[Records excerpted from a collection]

--- Begin ---

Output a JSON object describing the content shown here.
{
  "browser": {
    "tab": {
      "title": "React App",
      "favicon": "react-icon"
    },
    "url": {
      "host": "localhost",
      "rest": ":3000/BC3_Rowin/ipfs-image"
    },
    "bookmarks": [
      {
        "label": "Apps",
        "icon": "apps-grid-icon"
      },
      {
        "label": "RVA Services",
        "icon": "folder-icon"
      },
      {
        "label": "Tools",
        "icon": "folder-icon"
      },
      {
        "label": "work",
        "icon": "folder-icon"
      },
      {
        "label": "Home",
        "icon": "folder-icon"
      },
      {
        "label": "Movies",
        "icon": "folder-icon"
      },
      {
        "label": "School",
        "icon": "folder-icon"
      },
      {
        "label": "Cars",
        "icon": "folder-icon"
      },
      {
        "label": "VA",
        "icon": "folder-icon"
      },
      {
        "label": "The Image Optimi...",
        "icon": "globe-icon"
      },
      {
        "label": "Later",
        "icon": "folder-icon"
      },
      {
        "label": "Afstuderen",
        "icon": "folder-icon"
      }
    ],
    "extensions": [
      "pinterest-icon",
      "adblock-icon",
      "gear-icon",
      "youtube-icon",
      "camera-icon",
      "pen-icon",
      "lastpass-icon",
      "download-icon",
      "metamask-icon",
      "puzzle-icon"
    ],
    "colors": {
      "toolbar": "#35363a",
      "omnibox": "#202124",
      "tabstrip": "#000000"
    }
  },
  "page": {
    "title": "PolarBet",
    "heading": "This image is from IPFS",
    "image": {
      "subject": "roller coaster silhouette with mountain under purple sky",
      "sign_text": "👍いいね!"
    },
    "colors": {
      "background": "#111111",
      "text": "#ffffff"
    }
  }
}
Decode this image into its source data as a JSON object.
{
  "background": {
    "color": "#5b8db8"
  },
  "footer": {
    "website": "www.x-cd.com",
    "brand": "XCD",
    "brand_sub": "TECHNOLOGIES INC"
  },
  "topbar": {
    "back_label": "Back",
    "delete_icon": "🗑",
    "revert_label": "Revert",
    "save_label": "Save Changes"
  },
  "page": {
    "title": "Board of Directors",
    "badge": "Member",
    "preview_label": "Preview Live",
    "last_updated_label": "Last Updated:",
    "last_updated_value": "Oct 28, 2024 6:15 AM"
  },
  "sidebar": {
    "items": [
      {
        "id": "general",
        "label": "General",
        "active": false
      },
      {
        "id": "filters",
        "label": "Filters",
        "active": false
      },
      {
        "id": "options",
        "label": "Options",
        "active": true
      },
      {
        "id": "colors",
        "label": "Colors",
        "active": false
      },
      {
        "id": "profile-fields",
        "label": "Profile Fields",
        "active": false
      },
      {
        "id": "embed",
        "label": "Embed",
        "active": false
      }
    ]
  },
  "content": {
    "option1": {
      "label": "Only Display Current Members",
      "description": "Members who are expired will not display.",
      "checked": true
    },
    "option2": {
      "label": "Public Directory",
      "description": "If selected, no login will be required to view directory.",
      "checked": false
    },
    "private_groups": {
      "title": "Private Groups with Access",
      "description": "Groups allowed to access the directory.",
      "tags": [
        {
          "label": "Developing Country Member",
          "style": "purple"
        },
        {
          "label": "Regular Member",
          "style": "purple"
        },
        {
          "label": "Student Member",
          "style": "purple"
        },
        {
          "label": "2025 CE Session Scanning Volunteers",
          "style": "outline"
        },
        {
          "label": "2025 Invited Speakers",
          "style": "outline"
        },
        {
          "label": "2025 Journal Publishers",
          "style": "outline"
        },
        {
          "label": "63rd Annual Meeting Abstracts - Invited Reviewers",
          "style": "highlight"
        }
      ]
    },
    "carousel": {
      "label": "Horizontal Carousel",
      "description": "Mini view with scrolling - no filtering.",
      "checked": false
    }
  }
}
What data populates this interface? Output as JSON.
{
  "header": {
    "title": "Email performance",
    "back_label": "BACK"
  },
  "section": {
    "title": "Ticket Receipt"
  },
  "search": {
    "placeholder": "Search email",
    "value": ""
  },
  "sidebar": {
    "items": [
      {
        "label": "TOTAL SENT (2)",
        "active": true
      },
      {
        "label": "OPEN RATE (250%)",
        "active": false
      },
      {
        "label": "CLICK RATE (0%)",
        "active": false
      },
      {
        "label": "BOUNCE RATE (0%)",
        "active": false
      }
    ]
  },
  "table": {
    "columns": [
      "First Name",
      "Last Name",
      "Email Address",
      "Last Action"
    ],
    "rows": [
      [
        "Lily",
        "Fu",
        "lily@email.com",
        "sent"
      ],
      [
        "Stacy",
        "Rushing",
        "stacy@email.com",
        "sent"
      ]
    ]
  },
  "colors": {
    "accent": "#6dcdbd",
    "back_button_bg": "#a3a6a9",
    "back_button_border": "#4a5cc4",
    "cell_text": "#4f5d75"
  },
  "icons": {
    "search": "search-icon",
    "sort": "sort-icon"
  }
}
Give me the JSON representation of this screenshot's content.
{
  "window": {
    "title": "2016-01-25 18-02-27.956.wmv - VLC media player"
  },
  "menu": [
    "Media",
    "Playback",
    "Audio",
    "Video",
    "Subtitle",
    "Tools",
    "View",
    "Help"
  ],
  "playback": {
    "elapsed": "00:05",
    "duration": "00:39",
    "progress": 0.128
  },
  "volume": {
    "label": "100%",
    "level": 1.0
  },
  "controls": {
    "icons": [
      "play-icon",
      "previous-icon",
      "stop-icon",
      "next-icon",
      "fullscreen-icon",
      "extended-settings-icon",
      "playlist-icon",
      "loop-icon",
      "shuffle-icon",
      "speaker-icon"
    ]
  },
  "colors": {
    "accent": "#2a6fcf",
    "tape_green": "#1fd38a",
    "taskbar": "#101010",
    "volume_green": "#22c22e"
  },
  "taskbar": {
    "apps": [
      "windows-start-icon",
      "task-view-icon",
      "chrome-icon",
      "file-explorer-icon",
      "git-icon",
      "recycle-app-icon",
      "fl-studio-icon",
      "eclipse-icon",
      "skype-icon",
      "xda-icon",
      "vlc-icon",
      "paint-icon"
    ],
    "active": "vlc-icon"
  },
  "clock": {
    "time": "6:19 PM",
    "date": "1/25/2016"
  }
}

--- End ---

WORK TO DO: Each line of the material above needs to be quoted exactly, please.

ANSWER:
Output a JSON object describing the content shown here.
{
  "browser": {
    "tab": {
      "title": "React App",
      "favicon": "react-icon"
    },
    "url": {
      "host": "localhost",
      "rest": ":3000/BC3_Rowin/ipfs-image"
    },
    "bookmarks": [
      {
        "label": "Apps",
        "icon": "apps-grid-icon"
      },
      {
        "label": "RVA Services",
        "icon": "folder-icon"
      },
      {
        "label": "Tools",
        "icon": "folder-icon"
      },
      {
        "label": "work",
        "icon": "folder-icon"
      },
      {
        "label": "Home",
        "icon": "folder-icon"
      },
      {
        "label": "Movies",
        "icon": "folder-icon"
      },
      {
        "label": "School",
        "icon": "folder-icon"
      },
      {
        "label": "Cars",
        "icon": "folder-icon"
      },
      {
        "label": "VA",
        "icon": "folder-icon"
      },
      {
        "label": "The Image Optimi...",
        "icon": "globe-icon"
      },
      {
        "label": "Later",
        "icon": "folder-icon"
      },
      {
        "label": "Afstuderen",
        "icon": "folder-icon"
      }
    ],
    "extensions": [
      "pinterest-icon",
      "adblock-icon",
      "gear-icon",
      "youtube-icon",
      "camera-icon",
      "pen-icon",
      "lastpass-icon",
      "download-icon",
      "metamask-icon",
      "puzzle-icon"
    ],
    "colors": {
      "toolbar": "#35363a",
      "omnibox": "#202124",
      "tabstrip": "#000000"
    }
  },
  "page": {
    "title": "PolarBet",
    "heading": "This image is from IPFS",
    "image": {
      "subject": "roller coaster silhouette with mountain under purple sky",
      "sign_text": "👍いいね!"
    },
    "colors": {
      "background": "#111111",
      "text": "#ffffff"
    }
  }
}
Decode this image into its source data as a JSON object.
{
  "background": {
    "color": "#5b8db8"
  },
  "footer": {
    "website": "www.x-cd.com",
    "brand": "XCD",
    "brand_sub": "TECHNOLOGIES INC"
  },
  "topbar": {
    "back_label": "Back",
    "delete_icon": "🗑",
    "revert_label": "Revert",
    "save_label": "Save Changes"
  },
  "page": {
    "title": "Board of Directors",
    "badge": "Member",
    "preview_label": "Preview Live",
    "last_updated_label": "Last Updated:",
    "last_updated_value": "Oct 28, 2024 6:15 AM"
  },
  "sidebar": {
    "items": [
      {
        "id": "general",
        "label": "General",
        "active": false
      },
      {
        "id": "filters",
        "label": "Filters",
        "active": false
      },
      {
        "id": "options",
        "label": "Options",
        "active": true
      },
      {
        "id": "colors",
        "label": "Colors",
        "active": false
      },
      {
        "id": "profile-fields",
        "label": "Profile Fields",
        "active": false
      },
      {
        "id": "embed",
        "label": "Embed",
        "active": false
      }
    ]
  },
  "content": {
    "option1": {
      "label": "Only Display Current Members",
      "description": "Members who are expired will not display.",
      "checked": true
    },
    "option2": {
      "label": "Public Directory",
      "description": "If selected, no login will be required to view directory.",
      "checked": false
    },
    "private_groups": {
      "title": "Private Groups with Access",
      "description": "Groups allowed to access the directory.",
      "tags": [
        {
          "label": "Developing Country Member",
          "style": "purple"
        },
        {
          "label": "Regular Member",
          "style": "purple"
        },
        {
          "label": "Student Member",
          "style": "purple"
        },
        {
          "label": "2025 CE Session Scanning Volunteers",
          "style": "outline"
        },
        {
          "label": "2025 Invited Speakers",
          "style": "outline"
        },
        {
          "label": "2025 Journal Publishers",
          "style": "outline"
        },
        {
          "label": "63rd Annual Meeting Abstracts - Invited Reviewers",
          "style": "highlight"
        }
      ]
    },
    "carousel": {
      "label": "Horizontal Carousel",
      "description": "Mini view with scrolling - no filtering.",
      "checked": false
    }
  }
}
What data populates this interface? Output as JSON.
{
  "header": {
    "title": "Email performance",
    "back_label": "BACK"
  },
  "section": {
    "title": "Ticket Receipt"
  },
  "search": {
    "placeholder": "Search email",
    "value": ""
  },
  "sidebar": {
    "items": [
      {
        "label": "TOTAL SENT (2)",
        "active": true
      },
      {
        "label": "OPEN RATE (250%)",
        "active": false
      },
      {
        "label": "CLICK RATE (0%)",
        "active": false
      },
      {
        "label": "BOUNCE RATE (0%)",
        "active": false
      }
    ]
  },
  "table": {
    "columns": [
      "First Name",
      "Last Name",
      "Email Address",
      "Last Action"
    ],
    "rows": [
      [
        "Lily",
        "Fu",
        "lily@email.com",
        "sent"
      ],
      [
        "Stacy",
        "Rushing",
        "stacy@email.com",
        "sent"
      ]
    ]
  },
  "colors": {
    "accent": "#6dcdbd",
    "back_button_bg": "#a3a6a9",
    "back_button_border": "#4a5cc4",
    "cell_text": "#4f5d75"
  },
  "icons": {
    "search": "search-icon",
    "sort": "sort-icon"
  }
}
Give me the JSON representation of this screenshot's content.
{
  "window": {
    "title": "2016-01-25 18-02-27.956.wmv - VLC media player"
  },
  "menu": [
    "Media",
    "Playback",
    "Audio",
    "Video",
    "Subtitle",
    "Tools",
    "View",
    "Help"
  ],
  "playback": {
    "elapsed": "00:05",
    "duration": "00:39",
    "progress": 0.128
  },
  "volume": {
    "label": "100%",
    "level": 1.0
  },
  "controls": {
    "icons": [
      "play-icon",
      "previous-icon",
      "stop-icon",
      "next-icon",
      "fullscreen-icon",
      "extended-settings-icon",
      "playlist-icon",
      "loop-icon",
      "shuffle-icon",
      "speaker-icon"
    ]
  },
  "colors": {
    "accent": "#2a6fcf",
    "tape_green": "#1fd38a",
    "taskbar": "#101010",
    "volume_green": "#22c22e"
  },
  "taskbar": {
    "apps": [
      "windows-start-icon",
      "task-view-icon",
      "chrome-icon",
      "file-explorer-icon",
      "git-icon",
      "recycle-app-icon",
      "fl-studio-icon",
      "eclipse-icon",
      "skype-icon",
      "xda-icon",
      "vlc-icon",
      "paint-icon"
    ],
    "active": "vlc-icon"
  },
  "clock": {
    "time": "6:19 PM",
    "date": "1/25/2016"
  }
}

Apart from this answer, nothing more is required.